## Problema proposto
Por favor, selecione na listagem abaixo cada linha que contém a palavra "blood" e copie-a.

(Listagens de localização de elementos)
------------------------
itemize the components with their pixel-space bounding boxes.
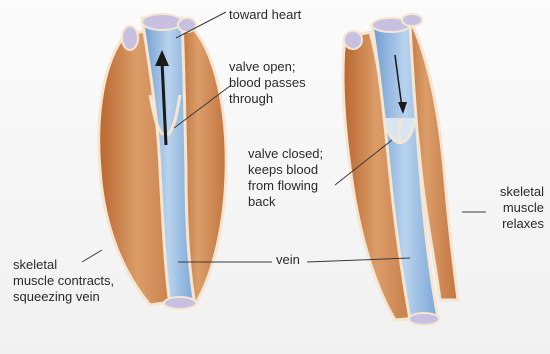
label-vein: vein <box>276 252 300 268</box>
left-vein-top-cut <box>142 14 182 30</box>
left-vein-bottom-cut <box>164 297 196 309</box>
label-skeletal-muscle-relaxes: skeletal muscle relaxes <box>488 184 544 232</box>
right-left-muscle-top-cut <box>344 31 362 49</box>
label-toward-heart: toward heart <box>229 7 301 23</box>
right-vein-bottom-cut <box>409 313 439 325</box>
label-valve-open: valve open; blood passes through <box>229 59 306 107</box>
right-right-muscle-top-cut <box>402 14 422 26</box>
right-muscle-top-cut <box>178 18 196 32</box>
left-muscle-top-cut <box>122 26 138 50</box>
label-skeletal-muscle-contracts: skeletal muscle contracts, squeezing vei… <box>13 257 114 305</box>
label-valve-closed: valve closed; keeps blood from flowing b… <box>248 146 323 210</box>
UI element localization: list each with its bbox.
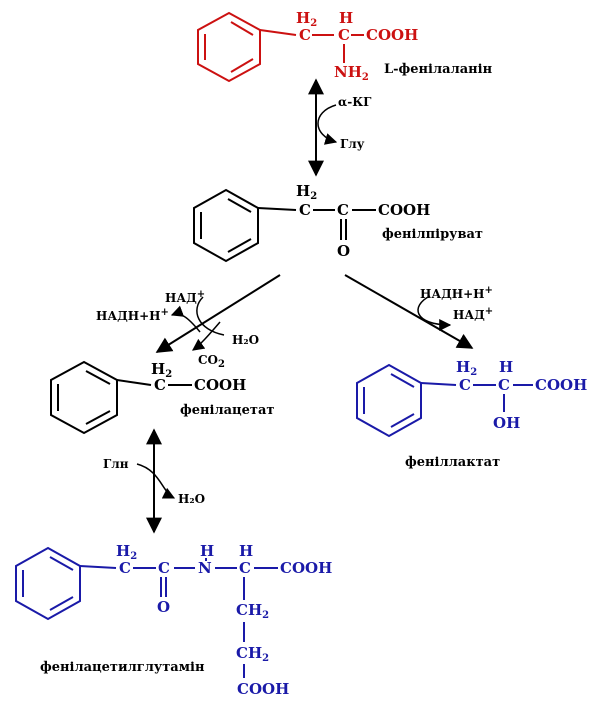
phenylacetate-structure <box>50 360 192 435</box>
atom-h: H <box>499 358 513 376</box>
compound-label-phenylacetate: фенілацетат <box>180 403 274 418</box>
reaction-arrow <box>344 274 474 349</box>
atom-n: N <box>198 559 212 577</box>
cofactor-curve-arrow <box>317 104 338 145</box>
atom-h: H <box>339 9 353 27</box>
cofactor-nad: НАД+ <box>453 306 493 322</box>
atom-cooh: COOH <box>194 376 246 394</box>
cofactor-gln: Глн <box>103 457 129 471</box>
compound-label-phenyllactate: феніллактат <box>405 455 500 470</box>
atom-ch2: CH2 <box>236 644 269 664</box>
compound-label-phenylacetylglutamine: фенілацетилглутамін <box>40 660 205 675</box>
phenylalanine-structure <box>197 11 364 83</box>
atom-oh: OH <box>493 414 520 432</box>
atom-o: O <box>157 598 170 616</box>
benzene-ring <box>50 360 118 435</box>
atom-h: H <box>200 542 214 560</box>
atom-c: C <box>337 201 349 219</box>
compound-label-phenylpyruvate: фенілпіруват <box>382 227 483 242</box>
compound-label-phenylalanine: L-фенілаланін <box>384 62 493 77</box>
cofactor-glu: Глу <box>340 137 365 151</box>
atom-h2: H2 <box>116 542 137 562</box>
cofactor-curve-arrow <box>417 295 452 331</box>
cofactor-curve-arrow <box>170 305 201 333</box>
atom-ch2: CH2 <box>236 601 269 621</box>
atom-h: H <box>239 542 253 560</box>
benzene-ring <box>197 11 261 83</box>
atom-cooh: COOH <box>378 201 430 219</box>
atom-c: C <box>158 559 170 577</box>
phenylacetylglutamine-structure <box>15 546 278 678</box>
phenylpyruvate-structure <box>193 188 376 263</box>
atom-h2: H2 <box>456 358 477 378</box>
atom-cooh: COOH <box>280 559 332 577</box>
atom-c: C <box>299 26 311 44</box>
atom-c: C <box>498 376 510 394</box>
atom-cooh: COOH <box>237 680 289 698</box>
phenyllactate-structure <box>356 363 533 438</box>
atom-c: C <box>459 376 471 394</box>
atom-o: O <box>337 242 350 260</box>
atom-h2: H2 <box>296 9 317 29</box>
benzene-ring <box>193 188 259 263</box>
atom-c: C <box>338 26 350 44</box>
cofactor-nadh: НАДН+Н+ <box>96 307 169 323</box>
cofactor-curve-arrow <box>192 321 221 351</box>
atom-h2: H2 <box>151 360 172 380</box>
atom-h2: H2 <box>296 182 317 202</box>
atom-c: C <box>119 559 131 577</box>
atom-c: C <box>239 559 251 577</box>
benzene-ring <box>15 546 81 621</box>
atom-c: C <box>299 201 311 219</box>
atom-cooh: COOH <box>535 376 587 394</box>
atom-cooh: COOH <box>366 26 418 44</box>
reaction-arrow <box>155 274 281 353</box>
cofactor-h2o: H₂O <box>178 492 205 506</box>
atom-c: C <box>154 376 166 394</box>
benzene-ring <box>356 363 422 438</box>
cofactor-nadh: НАДН+Н+ <box>420 285 493 301</box>
cofactor-akg: α-КГ <box>338 95 372 109</box>
cofactor-h2o: H₂O <box>232 333 259 347</box>
cofactor-curve-arrow <box>196 296 225 336</box>
atom-nh2: NH2 <box>334 63 369 83</box>
cofactor-nad: НАД+ <box>165 289 205 305</box>
cofactor-co2: CO2 <box>198 353 225 370</box>
cofactor-curve-arrow <box>136 463 176 499</box>
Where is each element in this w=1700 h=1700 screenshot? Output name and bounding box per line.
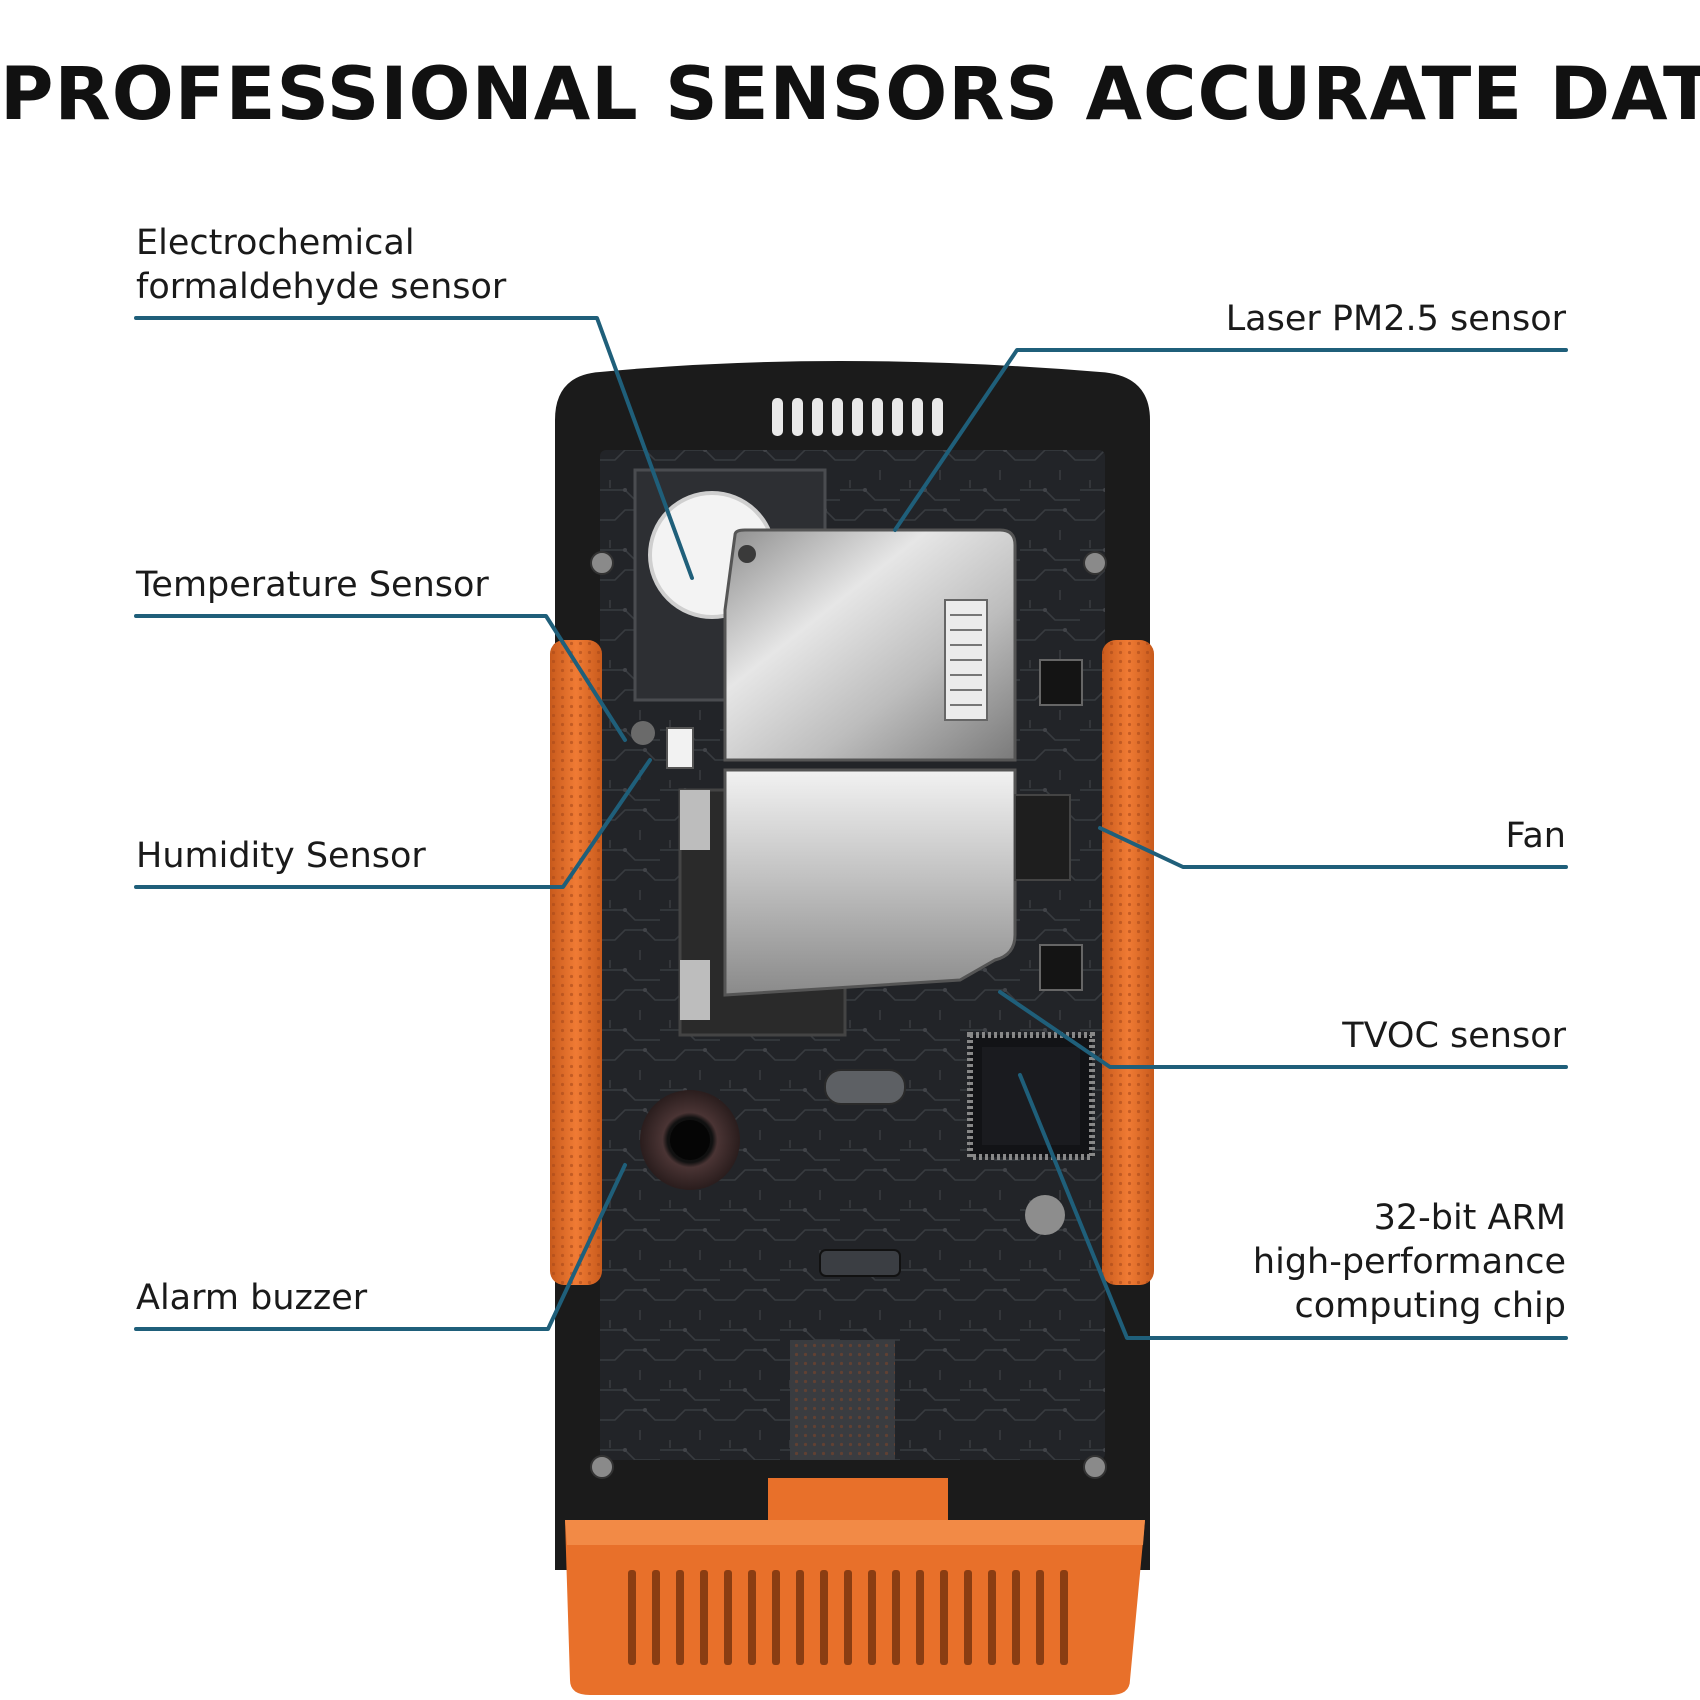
callout-alarm-buzzer: Alarm buzzer [136, 1278, 368, 1318]
callout-fan: Fan [1505, 816, 1566, 856]
leader-line-fan [1098, 826, 1568, 869]
leader-line-formaldehyde [134, 316, 694, 580]
leader-line-buzzer [134, 1163, 627, 1331]
callout-arm-chip: 32-bit ARM high-performance computing ch… [1252, 1198, 1566, 1326]
callout-temperature-sensor: Temperature Sensor [136, 565, 489, 605]
callout-tvoc-sensor: TVOC sensor [1342, 1016, 1566, 1056]
leader-line-pm25 [893, 348, 1568, 532]
callout-formaldehyde-sensor: Electrochemical formaldehyde sensor [136, 223, 507, 307]
callout-humidity-sensor: Humidity Sensor [136, 836, 426, 876]
leader-line-humidity [134, 758, 652, 889]
leader-line-temperature [134, 614, 627, 742]
page-title: PROFESSIONAL SENSORS ACCURATE DATA [0, 52, 1700, 137]
callout-laser-pm25-sensor: Laser PM2.5 sensor [1225, 299, 1566, 339]
leader-line-arm [1018, 1073, 1568, 1340]
leader-line-tvoc [998, 990, 1568, 1069]
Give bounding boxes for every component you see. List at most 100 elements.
------------------------
## Saída completa
label-valve-open: valve open; blood passes through <box>229 59 306 107</box>
label-valve-closed: valve closed; keeps blood from flowing b… <box>248 146 323 210</box>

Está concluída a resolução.